Identify the lines that contain the string "Only", then copy each of them.

***** LISTED ENTRIES *****

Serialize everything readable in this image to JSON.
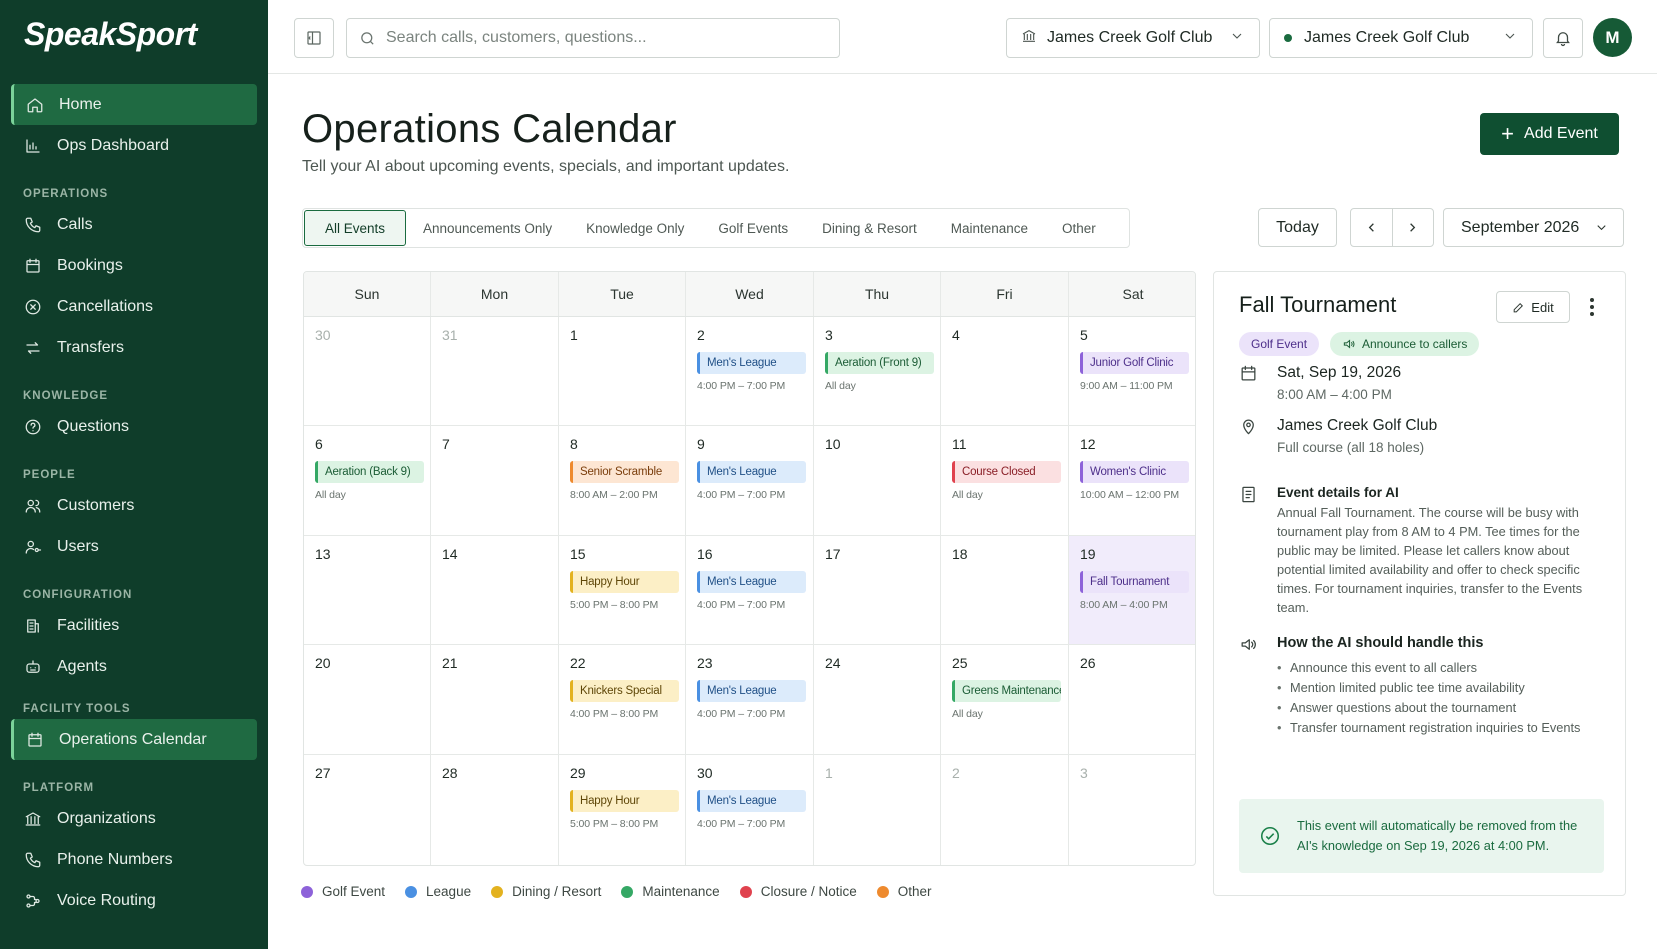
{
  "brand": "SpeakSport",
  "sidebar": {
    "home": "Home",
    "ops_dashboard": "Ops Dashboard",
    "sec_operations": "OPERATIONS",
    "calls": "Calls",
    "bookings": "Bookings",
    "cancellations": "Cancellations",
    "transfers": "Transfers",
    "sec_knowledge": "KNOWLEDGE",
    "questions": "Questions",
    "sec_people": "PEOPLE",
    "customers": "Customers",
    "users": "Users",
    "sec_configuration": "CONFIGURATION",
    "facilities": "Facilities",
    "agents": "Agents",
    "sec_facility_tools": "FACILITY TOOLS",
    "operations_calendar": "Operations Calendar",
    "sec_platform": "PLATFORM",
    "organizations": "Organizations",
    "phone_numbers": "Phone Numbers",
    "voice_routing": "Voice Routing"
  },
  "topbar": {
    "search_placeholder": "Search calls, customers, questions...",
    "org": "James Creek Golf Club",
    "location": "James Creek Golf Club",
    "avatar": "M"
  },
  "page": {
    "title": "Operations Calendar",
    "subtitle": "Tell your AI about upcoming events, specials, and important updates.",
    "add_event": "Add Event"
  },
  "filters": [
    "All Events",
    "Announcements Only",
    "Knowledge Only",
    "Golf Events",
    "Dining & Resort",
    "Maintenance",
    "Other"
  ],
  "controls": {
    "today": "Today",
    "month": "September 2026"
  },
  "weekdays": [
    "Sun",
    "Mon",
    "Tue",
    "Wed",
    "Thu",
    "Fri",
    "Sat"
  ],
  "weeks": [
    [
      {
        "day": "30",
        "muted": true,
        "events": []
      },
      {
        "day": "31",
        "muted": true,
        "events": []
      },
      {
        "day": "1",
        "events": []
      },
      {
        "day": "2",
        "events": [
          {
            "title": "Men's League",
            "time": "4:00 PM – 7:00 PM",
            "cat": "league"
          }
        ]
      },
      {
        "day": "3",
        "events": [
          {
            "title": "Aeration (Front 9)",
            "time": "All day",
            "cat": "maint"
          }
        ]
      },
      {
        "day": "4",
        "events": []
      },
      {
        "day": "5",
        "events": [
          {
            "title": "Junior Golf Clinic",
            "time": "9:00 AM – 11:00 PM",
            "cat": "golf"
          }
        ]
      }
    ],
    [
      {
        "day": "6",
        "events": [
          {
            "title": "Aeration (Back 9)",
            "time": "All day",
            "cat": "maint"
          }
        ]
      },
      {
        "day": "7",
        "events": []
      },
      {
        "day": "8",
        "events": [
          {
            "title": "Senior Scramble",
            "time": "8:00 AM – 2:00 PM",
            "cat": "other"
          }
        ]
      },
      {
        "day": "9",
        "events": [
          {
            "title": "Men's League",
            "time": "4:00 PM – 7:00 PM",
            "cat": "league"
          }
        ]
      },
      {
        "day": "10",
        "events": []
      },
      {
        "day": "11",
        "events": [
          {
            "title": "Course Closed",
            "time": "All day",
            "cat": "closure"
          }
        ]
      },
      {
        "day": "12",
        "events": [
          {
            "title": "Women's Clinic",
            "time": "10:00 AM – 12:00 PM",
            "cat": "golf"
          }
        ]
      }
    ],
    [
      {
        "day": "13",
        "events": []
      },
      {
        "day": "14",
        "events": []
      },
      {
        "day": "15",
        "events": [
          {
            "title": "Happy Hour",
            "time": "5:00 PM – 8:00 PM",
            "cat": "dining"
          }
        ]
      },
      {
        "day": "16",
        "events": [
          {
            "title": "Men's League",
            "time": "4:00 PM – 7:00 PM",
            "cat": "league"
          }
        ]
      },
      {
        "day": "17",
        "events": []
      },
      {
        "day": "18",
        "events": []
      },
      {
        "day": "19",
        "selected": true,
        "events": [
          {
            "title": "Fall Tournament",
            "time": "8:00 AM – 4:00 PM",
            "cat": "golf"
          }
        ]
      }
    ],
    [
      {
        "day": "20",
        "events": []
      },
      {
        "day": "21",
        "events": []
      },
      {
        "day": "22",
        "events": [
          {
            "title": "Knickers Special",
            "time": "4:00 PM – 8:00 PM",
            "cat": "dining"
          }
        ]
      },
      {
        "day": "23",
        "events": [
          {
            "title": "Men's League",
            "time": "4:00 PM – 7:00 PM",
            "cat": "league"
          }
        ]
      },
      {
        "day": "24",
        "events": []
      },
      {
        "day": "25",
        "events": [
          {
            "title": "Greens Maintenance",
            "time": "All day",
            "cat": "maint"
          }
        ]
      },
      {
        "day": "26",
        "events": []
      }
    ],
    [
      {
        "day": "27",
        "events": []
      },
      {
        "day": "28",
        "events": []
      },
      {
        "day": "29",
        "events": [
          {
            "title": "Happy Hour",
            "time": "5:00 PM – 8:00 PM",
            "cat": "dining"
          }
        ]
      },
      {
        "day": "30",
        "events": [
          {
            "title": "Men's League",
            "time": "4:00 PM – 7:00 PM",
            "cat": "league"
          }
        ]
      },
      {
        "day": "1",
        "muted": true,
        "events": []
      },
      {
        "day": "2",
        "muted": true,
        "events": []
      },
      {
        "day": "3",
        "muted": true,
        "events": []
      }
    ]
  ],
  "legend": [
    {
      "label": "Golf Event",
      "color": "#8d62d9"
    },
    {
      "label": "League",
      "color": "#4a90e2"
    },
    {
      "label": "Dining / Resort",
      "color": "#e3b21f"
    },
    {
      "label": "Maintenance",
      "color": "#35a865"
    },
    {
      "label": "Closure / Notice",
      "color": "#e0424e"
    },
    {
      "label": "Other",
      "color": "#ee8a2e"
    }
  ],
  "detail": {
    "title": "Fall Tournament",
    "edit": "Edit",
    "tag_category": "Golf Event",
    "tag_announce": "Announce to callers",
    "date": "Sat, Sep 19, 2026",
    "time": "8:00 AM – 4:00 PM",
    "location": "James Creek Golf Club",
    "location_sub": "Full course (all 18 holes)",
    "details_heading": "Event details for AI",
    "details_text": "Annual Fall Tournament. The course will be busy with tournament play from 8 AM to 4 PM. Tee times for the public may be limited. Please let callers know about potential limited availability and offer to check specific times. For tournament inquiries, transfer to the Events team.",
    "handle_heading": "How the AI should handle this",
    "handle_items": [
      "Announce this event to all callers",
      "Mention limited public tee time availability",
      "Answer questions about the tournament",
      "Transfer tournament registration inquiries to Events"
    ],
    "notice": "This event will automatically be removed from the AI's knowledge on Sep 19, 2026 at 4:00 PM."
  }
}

*****
***** LISTED ENTRIES *****

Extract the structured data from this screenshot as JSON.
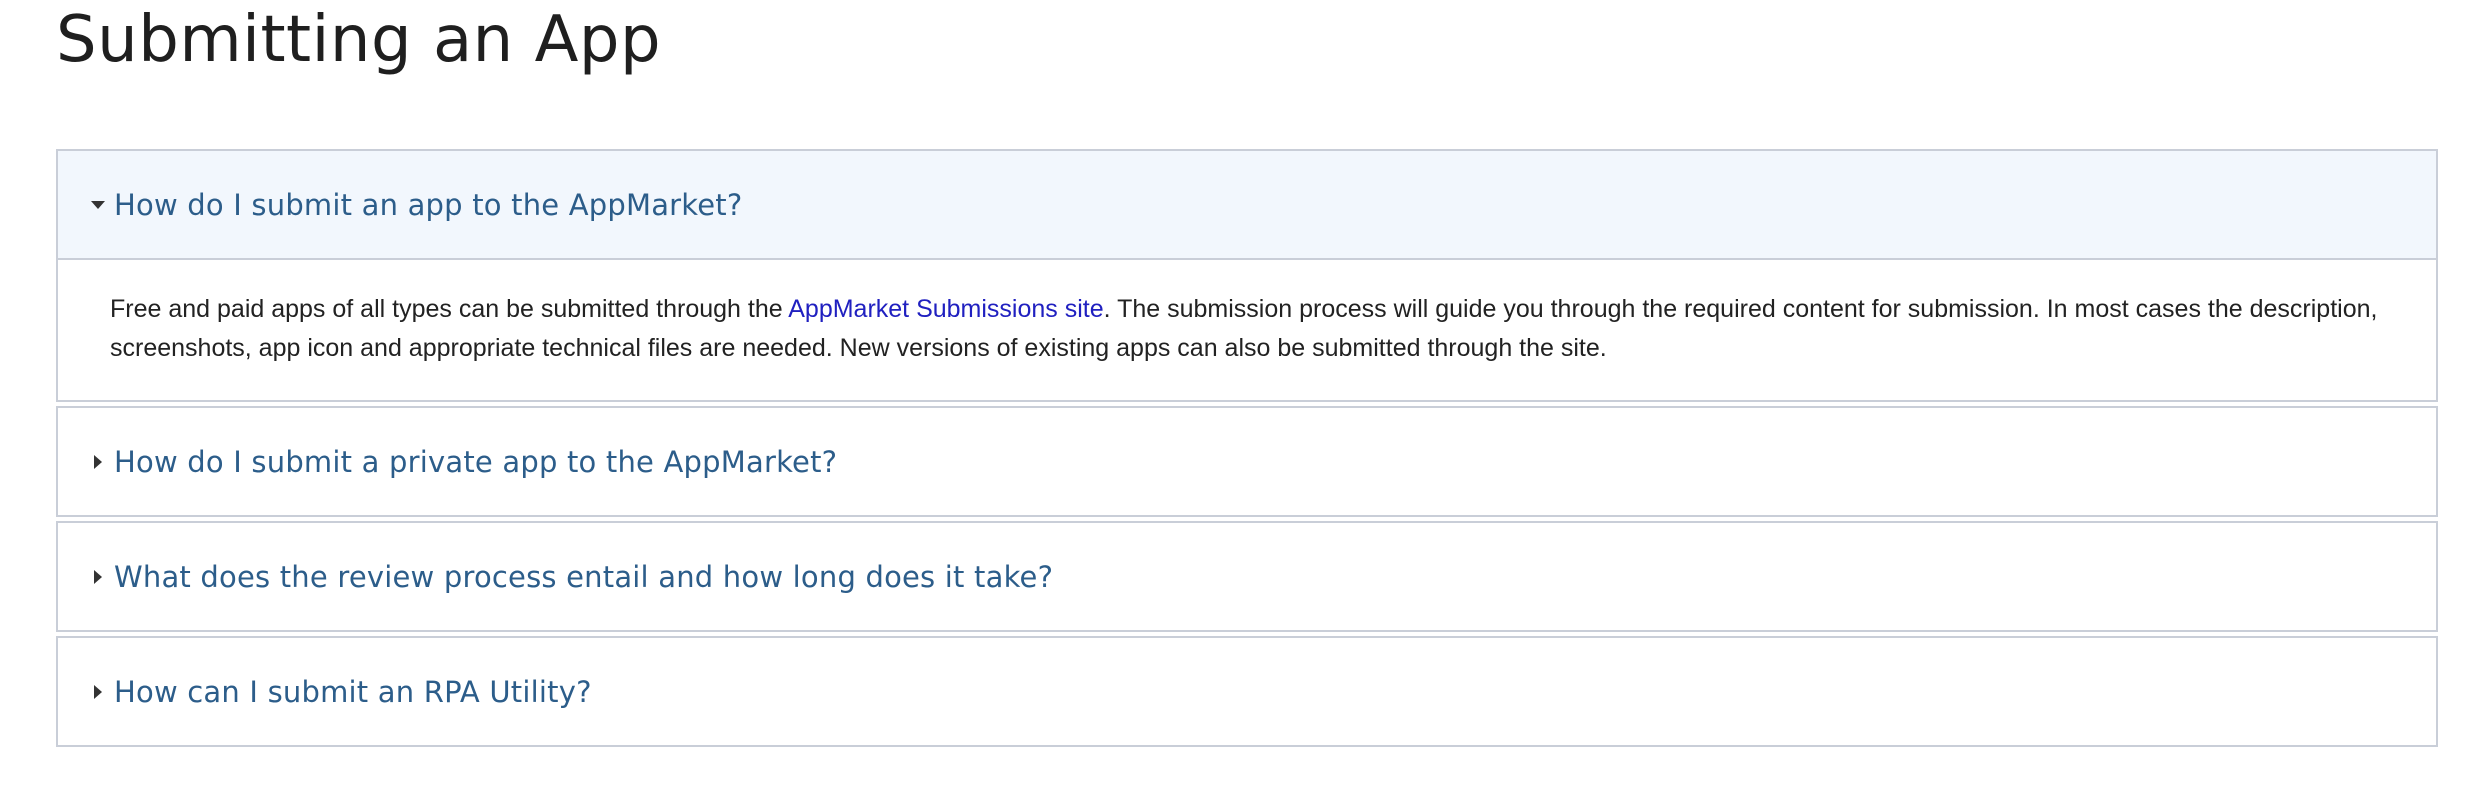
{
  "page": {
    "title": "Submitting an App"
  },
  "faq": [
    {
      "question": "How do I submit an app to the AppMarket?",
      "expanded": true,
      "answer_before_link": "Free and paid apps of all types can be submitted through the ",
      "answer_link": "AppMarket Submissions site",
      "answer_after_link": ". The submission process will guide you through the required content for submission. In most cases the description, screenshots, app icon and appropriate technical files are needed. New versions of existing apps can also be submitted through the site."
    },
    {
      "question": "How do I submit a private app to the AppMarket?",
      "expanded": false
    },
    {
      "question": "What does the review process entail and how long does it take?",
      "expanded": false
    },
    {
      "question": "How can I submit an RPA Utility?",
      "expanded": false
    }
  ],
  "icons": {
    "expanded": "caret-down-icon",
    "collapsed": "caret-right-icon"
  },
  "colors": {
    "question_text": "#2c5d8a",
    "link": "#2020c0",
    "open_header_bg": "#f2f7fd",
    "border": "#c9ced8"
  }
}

*****
***** LISTED ENTRIES *****

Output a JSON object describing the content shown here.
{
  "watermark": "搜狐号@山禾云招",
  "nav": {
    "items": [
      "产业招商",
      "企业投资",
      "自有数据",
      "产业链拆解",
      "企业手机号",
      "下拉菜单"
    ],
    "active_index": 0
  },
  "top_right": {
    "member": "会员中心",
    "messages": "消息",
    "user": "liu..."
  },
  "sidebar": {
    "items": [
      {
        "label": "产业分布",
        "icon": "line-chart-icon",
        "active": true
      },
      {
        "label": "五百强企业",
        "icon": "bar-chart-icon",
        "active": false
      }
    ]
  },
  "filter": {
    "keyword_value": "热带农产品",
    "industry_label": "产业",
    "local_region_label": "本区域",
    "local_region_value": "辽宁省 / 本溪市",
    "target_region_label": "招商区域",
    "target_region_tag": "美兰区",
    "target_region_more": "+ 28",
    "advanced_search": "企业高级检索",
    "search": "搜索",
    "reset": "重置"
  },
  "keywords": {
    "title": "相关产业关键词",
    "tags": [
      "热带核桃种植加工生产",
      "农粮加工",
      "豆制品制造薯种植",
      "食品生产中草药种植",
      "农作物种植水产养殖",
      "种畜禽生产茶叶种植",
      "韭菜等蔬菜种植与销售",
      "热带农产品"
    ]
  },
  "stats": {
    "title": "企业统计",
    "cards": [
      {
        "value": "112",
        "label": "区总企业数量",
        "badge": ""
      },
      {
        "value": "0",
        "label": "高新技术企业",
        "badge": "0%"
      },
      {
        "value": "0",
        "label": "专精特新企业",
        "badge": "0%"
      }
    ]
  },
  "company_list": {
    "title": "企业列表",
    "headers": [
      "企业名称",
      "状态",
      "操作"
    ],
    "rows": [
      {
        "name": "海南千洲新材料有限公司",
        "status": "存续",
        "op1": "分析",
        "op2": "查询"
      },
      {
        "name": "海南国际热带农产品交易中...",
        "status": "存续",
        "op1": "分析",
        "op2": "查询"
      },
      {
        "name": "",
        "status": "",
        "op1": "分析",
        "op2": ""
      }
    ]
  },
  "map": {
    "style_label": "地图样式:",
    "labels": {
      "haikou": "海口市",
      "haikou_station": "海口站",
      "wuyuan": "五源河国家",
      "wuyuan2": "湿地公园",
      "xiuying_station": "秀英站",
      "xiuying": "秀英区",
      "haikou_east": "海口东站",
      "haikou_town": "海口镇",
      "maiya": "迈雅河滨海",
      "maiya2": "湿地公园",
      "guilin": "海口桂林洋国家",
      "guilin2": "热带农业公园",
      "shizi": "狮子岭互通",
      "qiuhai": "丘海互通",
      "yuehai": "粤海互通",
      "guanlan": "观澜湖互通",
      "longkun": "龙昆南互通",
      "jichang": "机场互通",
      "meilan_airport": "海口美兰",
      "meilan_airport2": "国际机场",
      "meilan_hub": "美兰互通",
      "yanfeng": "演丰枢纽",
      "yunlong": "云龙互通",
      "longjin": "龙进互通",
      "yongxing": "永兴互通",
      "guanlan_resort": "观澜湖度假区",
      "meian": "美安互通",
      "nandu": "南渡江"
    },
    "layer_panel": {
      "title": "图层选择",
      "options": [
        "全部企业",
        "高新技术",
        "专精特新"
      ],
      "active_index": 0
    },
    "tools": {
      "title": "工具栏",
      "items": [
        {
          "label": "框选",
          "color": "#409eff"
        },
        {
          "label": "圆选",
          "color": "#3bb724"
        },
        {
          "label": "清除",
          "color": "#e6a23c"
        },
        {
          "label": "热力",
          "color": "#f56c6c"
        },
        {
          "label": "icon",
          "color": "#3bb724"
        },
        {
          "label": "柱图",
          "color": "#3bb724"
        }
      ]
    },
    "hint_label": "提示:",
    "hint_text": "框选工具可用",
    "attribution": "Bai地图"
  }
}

*****

* _ANSWER TO THIS TASK_
    "Announcements Only",
    "Knowledge Only",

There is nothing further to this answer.